[YOUR INSTRUCTIONS]:
Write each record again exactly as it stands.

[MATERIAL FOR THE TASK]:
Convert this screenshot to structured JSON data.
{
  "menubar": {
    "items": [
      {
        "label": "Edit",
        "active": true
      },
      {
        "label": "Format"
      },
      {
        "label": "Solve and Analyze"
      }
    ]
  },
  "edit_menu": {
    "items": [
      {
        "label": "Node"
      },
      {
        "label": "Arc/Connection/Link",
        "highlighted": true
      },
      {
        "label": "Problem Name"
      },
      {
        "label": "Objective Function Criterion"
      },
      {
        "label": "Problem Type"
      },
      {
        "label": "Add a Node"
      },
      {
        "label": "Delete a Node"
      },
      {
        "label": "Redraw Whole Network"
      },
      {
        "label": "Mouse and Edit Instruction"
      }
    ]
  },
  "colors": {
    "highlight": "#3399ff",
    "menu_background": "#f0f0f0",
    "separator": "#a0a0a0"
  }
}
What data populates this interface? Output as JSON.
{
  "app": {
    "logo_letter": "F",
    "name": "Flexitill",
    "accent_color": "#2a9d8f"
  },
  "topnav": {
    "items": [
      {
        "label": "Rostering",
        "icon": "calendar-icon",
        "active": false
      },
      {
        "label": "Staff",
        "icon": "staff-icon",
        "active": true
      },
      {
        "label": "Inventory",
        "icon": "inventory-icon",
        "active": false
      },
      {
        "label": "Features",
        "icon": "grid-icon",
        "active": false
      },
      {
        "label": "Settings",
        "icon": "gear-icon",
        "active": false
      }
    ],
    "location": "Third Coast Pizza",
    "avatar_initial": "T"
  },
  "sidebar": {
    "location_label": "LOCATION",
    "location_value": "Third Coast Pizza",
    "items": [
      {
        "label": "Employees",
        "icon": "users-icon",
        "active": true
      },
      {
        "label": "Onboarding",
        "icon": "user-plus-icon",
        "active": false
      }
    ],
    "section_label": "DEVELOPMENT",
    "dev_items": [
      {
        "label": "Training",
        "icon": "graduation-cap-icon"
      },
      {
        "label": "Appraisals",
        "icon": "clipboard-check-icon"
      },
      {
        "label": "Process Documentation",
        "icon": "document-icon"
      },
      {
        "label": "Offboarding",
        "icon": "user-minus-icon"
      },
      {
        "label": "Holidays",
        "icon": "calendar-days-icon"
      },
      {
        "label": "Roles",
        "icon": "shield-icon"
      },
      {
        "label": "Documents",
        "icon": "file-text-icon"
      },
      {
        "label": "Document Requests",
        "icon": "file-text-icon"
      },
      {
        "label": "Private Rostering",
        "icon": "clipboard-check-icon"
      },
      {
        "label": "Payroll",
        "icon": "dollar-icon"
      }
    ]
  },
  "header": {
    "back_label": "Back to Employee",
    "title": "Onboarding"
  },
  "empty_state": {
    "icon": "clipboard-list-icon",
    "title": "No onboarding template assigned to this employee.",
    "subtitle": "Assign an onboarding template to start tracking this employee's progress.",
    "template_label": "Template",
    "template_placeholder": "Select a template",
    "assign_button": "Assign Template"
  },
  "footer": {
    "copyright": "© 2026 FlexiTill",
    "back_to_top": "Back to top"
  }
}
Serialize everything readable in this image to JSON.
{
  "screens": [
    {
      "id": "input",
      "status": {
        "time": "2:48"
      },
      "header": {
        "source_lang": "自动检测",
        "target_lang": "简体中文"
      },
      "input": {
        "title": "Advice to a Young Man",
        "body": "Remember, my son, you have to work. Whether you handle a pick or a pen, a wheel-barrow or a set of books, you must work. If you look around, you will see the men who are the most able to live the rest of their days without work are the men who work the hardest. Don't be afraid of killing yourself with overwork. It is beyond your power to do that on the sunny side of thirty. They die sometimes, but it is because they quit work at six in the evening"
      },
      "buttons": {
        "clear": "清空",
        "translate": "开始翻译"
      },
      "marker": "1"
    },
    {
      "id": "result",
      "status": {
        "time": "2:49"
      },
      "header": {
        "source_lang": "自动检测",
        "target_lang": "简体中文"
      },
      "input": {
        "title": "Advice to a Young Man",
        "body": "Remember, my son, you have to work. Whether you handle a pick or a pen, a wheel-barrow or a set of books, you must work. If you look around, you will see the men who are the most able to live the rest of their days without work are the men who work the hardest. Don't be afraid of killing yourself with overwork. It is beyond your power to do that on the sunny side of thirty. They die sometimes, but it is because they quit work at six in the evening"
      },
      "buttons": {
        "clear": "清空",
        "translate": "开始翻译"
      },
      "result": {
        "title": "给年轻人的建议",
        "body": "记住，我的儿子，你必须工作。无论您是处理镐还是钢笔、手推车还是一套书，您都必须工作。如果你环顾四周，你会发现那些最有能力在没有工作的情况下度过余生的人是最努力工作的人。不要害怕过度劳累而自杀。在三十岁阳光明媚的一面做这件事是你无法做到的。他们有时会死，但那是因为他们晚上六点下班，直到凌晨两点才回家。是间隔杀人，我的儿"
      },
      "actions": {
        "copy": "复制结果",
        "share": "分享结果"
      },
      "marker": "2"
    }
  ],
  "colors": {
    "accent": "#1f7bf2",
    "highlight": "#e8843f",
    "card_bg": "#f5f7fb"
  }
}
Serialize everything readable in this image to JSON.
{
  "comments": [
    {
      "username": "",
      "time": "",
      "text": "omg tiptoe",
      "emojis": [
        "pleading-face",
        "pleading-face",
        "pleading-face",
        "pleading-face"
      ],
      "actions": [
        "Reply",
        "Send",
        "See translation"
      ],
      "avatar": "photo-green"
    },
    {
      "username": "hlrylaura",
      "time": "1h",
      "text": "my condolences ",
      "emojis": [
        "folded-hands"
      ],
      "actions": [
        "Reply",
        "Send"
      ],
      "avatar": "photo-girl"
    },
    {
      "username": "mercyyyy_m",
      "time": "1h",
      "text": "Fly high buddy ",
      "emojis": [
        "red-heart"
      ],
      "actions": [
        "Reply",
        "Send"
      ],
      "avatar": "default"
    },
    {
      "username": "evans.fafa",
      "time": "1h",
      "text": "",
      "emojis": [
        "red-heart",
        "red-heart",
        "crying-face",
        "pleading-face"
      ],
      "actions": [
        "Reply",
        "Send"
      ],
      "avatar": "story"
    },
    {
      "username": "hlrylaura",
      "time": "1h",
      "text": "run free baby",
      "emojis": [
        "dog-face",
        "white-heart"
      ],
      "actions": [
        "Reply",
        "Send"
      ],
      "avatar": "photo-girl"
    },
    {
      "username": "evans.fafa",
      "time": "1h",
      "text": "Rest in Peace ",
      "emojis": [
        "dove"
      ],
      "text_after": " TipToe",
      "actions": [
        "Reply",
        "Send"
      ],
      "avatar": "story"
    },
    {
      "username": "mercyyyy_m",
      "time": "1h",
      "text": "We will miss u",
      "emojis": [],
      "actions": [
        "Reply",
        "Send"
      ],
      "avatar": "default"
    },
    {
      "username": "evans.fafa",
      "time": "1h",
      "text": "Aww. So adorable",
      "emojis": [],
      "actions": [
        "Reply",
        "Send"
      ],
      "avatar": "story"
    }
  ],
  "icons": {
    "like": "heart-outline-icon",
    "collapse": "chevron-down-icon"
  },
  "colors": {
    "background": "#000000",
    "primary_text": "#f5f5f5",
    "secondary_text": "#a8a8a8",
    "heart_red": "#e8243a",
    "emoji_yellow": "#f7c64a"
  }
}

[FULL RESPONSE]:
Convert this screenshot to structured JSON data.
{
  "menubar": {
    "items": [
      {
        "label": "Edit",
        "active": true
      },
      {
        "label": "Format"
      },
      {
        "label": "Solve and Analyze"
      }
    ]
  },
  "edit_menu": {
    "items": [
      {
        "label": "Node"
      },
      {
        "label": "Arc/Connection/Link",
        "highlighted": true
      },
      {
        "label": "Problem Name"
      },
      {
        "label": "Objective Function Criterion"
      },
      {
        "label": "Problem Type"
      },
      {
        "label": "Add a Node"
      },
      {
        "label": "Delete a Node"
      },
      {
        "label": "Redraw Whole Network"
      },
      {
        "label": "Mouse and Edit Instruction"
      }
    ]
  },
  "colors": {
    "highlight": "#3399ff",
    "menu_background": "#f0f0f0",
    "separator": "#a0a0a0"
  }
}
What data populates this interface? Output as JSON.
{
  "app": {
    "logo_letter": "F",
    "name": "Flexitill",
    "accent_color": "#2a9d8f"
  },
  "topnav": {
    "items": [
      {
        "label": "Rostering",
        "icon": "calendar-icon",
        "active": false
      },
      {
        "label": "Staff",
        "icon": "staff-icon",
        "active": true
      },
      {
        "label": "Inventory",
        "icon": "inventory-icon",
        "active": false
      },
      {
        "label": "Features",
        "icon": "grid-icon",
        "active": false
      },
      {
        "label": "Settings",
        "icon": "gear-icon",
        "active": false
      }
    ],
    "location": "Third Coast Pizza",
    "avatar_initial": "T"
  },
  "sidebar": {
    "location_label": "LOCATION",
    "location_value": "Third Coast Pizza",
    "items": [
      {
        "label": "Employees",
        "icon": "users-icon",
        "active": true
      },
      {
        "label": "Onboarding",
        "icon": "user-plus-icon",
        "active": false
      }
    ],
    "section_label": "DEVELOPMENT",
    "dev_items": [
      {
        "label": "Training",
        "icon": "graduation-cap-icon"
      },
      {
        "label": "Appraisals",
        "icon": "clipboard-check-icon"
      },
      {
        "label": "Process Documentation",
        "icon": "document-icon"
      },
      {
        "label": "Offboarding",
        "icon": "user-minus-icon"
      },
      {
        "label": "Holidays",
        "icon": "calendar-days-icon"
      },
      {
        "label": "Roles",
        "icon": "shield-icon"
      },
      {
        "label": "Documents",
        "icon": "file-text-icon"
      },
      {
        "label": "Document Requests",
        "icon": "file-text-icon"
      },
      {
        "label": "Private Rostering",
        "icon": "clipboard-check-icon"
      },
      {
        "label": "Payroll",
        "icon": "dollar-icon"
      }
    ]
  },
  "header": {
    "back_label": "Back to Employee",
    "title": "Onboarding"
  },
  "empty_state": {
    "icon": "clipboard-list-icon",
    "title": "No onboarding template assigned to this employee.",
    "subtitle": "Assign an onboarding template to start tracking this employee's progress.",
    "template_label": "Template",
    "template_placeholder": "Select a template",
    "assign_button": "Assign Template"
  },
  "footer": {
    "copyright": "© 2026 FlexiTill",
    "back_to_top": "Back to top"
  }
}
Serialize everything readable in this image to JSON.
{
  "screens": [
    {
      "id": "input",
      "status": {
        "time": "2:48"
      },
      "header": {
        "source_lang": "自动检测",
        "target_lang": "简体中文"
      },
      "input": {
        "title": "Advice to a Young Man",
        "body": "Remember, my son, you have to work. Whether you handle a pick or a pen, a wheel-barrow or a set of books, you must work. If you look around, you will see the men who are the most able to live the rest of their days without work are the men who work the hardest. Don't be afraid of killing yourself with overwork. It is beyond your power to do that on the sunny side of thirty. They die sometimes, but it is because they quit work at six in the evening"
      },
      "buttons": {
        "clear": "清空",
        "translate": "开始翻译"
      },
      "marker": "1"
    },
    {
      "id": "result",
      "status": {
        "time": "2:49"
      },
      "header": {
        "source_lang": "自动检测",
        "target_lang": "简体中文"
      },
      "input": {
        "title": "Advice to a Young Man",
        "body": "Remember, my son, you have to work. Whether you handle a pick or a pen, a wheel-barrow or a set of books, you must work. If you look around, you will see the men who are the most able to live the rest of their days without work are the men who work the hardest. Don't be afraid of killing yourself with overwork. It is beyond your power to do that on the sunny side of thirty. They die sometimes, but it is because they quit work at six in the evening"
      },
      "buttons": {
        "clear": "清空",
        "translate": "开始翻译"
      },
      "result": {
        "title": "给年轻人的建议",
        "body": "记住，我的儿子，你必须工作。无论您是处理镐还是钢笔、手推车还是一套书，您都必须工作。如果你环顾四周，你会发现那些最有能力在没有工作的情况下度过余生的人是最努力工作的人。不要害怕过度劳累而自杀。在三十岁阳光明媚的一面做这件事是你无法做到的。他们有时会死，但那是因为他们晚上六点下班，直到凌晨两点才回家。是间隔杀人，我的儿"
      },
      "actions": {
        "copy": "复制结果",
        "share": "分享结果"
      },
      "marker": "2"
    }
  ],
  "colors": {
    "accent": "#1f7bf2",
    "highlight": "#e8843f",
    "card_bg": "#f5f7fb"
  }
}
Serialize everything readable in this image to JSON.
{
  "comments": [
    {
      "username": "",
      "time": "",
      "text": "omg tiptoe",
      "emojis": [
        "pleading-face",
        "pleading-face",
        "pleading-face",
        "pleading-face"
      ],
      "actions": [
        "Reply",
        "Send",
        "See translation"
      ],
      "avatar": "photo-green"
    },
    {
      "username": "hlrylaura",
      "time": "1h",
      "text": "my condolences ",
      "emojis": [
        "folded-hands"
      ],
      "actions": [
        "Reply",
        "Send"
      ],
      "avatar": "photo-girl"
    },
    {
      "username": "mercyyyy_m",
      "time": "1h",
      "text": "Fly high buddy ",
      "emojis": [
        "red-heart"
      ],
      "actions": [
        "Reply",
        "Send"
      ],
      "avatar": "default"
    },
    {
      "username": "evans.fafa",
      "time": "1h",
      "text": "",
      "emojis": [
        "red-heart",
        "red-heart",
        "crying-face",
        "pleading-face"
      ],
      "actions": [
        "Reply",
        "Send"
      ],
      "avatar": "story"
    },
    {
      "username": "hlrylaura",
      "time": "1h",
      "text": "run free baby",
      "emojis": [
        "dog-face",
        "white-heart"
      ],
      "actions": [
        "Reply",
        "Send"
      ],
      "avatar": "photo-girl"
    },
    {
      "username": "evans.fafa",
      "time": "1h",
      "text": "Rest in Peace ",
      "emojis": [
        "dove"
      ],
      "text_after": " TipToe",
      "actions": [
        "Reply",
        "Send"
      ],
      "avatar": "story"
    },
    {
      "username": "mercyyyy_m",
      "time": "1h",
      "text": "We will miss u",
      "emojis": [],
      "actions": [
        "Reply",
        "Send"
      ],
      "avatar": "default"
    },
    {
      "username": "evans.fafa",
      "time": "1h",
      "text": "Aww. So adorable",
      "emojis": [],
      "actions": [
        "Reply",
        "Send"
      ],
      "avatar": "story"
    }
  ],
  "icons": {
    "like": "heart-outline-icon",
    "collapse": "chevron-down-icon"
  },
  "colors": {
    "background": "#000000",
    "primary_text": "#f5f5f5",
    "secondary_text": "#a8a8a8",
    "heart_red": "#e8243a",
    "emoji_yellow": "#f7c64a"
  }
}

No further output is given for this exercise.